» **STATED GOAL**: Reply with nothing except the number of lines that contain the word "JSON".

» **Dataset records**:
■ ■ ■ ■
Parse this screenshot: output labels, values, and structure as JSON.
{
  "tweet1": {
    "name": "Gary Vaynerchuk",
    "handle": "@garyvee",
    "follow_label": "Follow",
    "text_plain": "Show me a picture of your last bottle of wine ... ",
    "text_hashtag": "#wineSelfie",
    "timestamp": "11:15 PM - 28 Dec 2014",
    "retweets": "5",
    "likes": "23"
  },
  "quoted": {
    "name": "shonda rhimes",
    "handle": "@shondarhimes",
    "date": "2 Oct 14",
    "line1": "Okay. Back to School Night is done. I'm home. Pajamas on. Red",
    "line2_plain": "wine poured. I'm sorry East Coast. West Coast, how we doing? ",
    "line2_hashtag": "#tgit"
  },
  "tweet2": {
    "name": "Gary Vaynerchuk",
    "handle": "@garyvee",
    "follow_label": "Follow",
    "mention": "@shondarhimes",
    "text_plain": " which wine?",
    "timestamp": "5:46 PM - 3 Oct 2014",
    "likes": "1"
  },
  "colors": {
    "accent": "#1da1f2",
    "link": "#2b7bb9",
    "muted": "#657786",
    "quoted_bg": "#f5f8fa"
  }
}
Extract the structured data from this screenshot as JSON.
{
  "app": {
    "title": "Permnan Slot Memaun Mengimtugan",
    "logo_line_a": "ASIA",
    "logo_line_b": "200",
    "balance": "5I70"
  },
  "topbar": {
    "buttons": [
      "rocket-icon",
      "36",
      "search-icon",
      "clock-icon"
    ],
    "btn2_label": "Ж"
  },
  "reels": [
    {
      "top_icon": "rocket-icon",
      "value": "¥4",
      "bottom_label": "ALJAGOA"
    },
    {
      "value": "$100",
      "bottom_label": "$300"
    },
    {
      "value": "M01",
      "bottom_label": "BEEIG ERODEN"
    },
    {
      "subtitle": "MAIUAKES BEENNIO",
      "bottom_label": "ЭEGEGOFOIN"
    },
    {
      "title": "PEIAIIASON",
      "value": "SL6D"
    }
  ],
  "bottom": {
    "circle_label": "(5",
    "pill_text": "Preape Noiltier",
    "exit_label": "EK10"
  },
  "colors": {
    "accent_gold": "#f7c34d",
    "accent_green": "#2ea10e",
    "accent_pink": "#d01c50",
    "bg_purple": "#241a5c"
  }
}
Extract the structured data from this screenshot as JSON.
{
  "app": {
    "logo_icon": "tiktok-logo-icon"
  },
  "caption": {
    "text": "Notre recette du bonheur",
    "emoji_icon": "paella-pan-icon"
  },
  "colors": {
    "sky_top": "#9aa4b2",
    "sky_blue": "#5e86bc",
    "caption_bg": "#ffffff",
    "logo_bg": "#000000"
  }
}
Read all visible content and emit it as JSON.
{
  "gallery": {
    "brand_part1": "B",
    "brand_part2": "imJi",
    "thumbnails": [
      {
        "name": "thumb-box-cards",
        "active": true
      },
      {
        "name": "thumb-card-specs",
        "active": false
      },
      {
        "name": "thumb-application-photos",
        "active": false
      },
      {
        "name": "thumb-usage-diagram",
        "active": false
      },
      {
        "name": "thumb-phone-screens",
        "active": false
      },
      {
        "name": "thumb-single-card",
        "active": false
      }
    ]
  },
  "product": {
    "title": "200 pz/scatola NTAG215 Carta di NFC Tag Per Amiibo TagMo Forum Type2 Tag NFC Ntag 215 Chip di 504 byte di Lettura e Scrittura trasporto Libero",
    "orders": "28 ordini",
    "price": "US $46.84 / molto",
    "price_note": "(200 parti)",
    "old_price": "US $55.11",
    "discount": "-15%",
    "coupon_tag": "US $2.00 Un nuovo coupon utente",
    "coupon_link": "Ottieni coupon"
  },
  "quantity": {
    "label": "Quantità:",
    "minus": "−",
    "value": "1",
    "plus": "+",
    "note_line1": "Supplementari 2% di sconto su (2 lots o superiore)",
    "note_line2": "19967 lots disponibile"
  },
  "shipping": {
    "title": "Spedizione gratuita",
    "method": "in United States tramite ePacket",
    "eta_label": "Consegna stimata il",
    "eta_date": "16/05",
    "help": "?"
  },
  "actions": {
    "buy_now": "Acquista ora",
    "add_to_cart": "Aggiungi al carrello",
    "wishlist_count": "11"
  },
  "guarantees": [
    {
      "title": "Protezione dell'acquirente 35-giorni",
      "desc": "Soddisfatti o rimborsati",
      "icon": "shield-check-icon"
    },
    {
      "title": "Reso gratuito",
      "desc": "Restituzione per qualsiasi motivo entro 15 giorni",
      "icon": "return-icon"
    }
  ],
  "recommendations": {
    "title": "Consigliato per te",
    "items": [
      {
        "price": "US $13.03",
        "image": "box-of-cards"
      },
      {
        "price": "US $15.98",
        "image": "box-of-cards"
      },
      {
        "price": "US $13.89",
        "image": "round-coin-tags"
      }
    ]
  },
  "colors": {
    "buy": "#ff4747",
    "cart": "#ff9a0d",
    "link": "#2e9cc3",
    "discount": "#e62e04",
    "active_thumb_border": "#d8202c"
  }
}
■ ■ ■ ■
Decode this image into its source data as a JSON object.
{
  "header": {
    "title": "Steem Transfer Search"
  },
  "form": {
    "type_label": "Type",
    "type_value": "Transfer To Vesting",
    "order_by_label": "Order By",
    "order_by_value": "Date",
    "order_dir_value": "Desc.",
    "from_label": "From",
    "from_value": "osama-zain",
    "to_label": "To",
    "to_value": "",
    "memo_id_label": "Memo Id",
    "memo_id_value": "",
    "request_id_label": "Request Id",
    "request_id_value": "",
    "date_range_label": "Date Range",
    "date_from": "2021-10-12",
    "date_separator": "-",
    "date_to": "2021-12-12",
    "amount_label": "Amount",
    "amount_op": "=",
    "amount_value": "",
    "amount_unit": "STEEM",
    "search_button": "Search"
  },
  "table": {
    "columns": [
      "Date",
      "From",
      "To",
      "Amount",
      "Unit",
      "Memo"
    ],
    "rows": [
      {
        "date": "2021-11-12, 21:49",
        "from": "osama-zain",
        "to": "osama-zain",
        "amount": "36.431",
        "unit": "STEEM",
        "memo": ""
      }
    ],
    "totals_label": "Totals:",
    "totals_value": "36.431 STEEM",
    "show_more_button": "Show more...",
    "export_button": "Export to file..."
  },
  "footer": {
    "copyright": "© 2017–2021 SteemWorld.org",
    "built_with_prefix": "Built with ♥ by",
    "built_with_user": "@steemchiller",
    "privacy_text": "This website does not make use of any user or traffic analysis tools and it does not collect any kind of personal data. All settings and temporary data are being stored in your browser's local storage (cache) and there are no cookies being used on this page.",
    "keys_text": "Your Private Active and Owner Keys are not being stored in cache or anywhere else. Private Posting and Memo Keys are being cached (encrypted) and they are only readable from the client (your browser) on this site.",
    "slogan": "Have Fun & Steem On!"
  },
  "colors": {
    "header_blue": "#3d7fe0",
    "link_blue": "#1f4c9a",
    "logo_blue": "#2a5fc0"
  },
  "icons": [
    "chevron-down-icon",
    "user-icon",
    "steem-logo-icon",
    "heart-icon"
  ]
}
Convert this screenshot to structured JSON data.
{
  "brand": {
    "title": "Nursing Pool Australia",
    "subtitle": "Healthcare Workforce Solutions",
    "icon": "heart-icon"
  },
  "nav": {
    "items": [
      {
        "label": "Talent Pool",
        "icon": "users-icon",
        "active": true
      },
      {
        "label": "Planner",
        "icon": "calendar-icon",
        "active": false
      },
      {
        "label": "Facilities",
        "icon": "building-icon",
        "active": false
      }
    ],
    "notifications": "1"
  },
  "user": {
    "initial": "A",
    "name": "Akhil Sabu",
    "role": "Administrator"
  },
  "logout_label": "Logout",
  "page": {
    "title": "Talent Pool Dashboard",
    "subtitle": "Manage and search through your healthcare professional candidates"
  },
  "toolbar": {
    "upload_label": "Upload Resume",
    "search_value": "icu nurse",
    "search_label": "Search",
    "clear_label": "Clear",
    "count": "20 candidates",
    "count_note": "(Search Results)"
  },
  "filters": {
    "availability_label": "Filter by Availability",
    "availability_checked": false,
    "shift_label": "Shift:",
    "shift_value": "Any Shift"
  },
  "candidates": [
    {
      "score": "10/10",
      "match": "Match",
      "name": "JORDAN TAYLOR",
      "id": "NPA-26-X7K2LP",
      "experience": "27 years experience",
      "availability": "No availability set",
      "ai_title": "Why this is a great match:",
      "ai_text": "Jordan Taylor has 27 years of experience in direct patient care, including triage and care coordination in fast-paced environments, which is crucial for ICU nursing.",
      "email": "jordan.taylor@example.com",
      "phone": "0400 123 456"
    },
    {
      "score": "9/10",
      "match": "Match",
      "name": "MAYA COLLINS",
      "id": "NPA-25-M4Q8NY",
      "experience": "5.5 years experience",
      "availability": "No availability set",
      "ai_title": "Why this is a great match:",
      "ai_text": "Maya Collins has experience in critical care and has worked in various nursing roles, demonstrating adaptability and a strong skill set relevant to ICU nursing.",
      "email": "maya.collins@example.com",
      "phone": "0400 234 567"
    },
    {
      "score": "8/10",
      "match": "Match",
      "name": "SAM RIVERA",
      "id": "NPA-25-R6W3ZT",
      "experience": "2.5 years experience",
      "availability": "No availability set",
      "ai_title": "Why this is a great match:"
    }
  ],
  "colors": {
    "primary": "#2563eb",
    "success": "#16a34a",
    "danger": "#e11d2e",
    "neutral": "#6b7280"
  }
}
■ ■ ■ ■
» **SOLUTION**: 6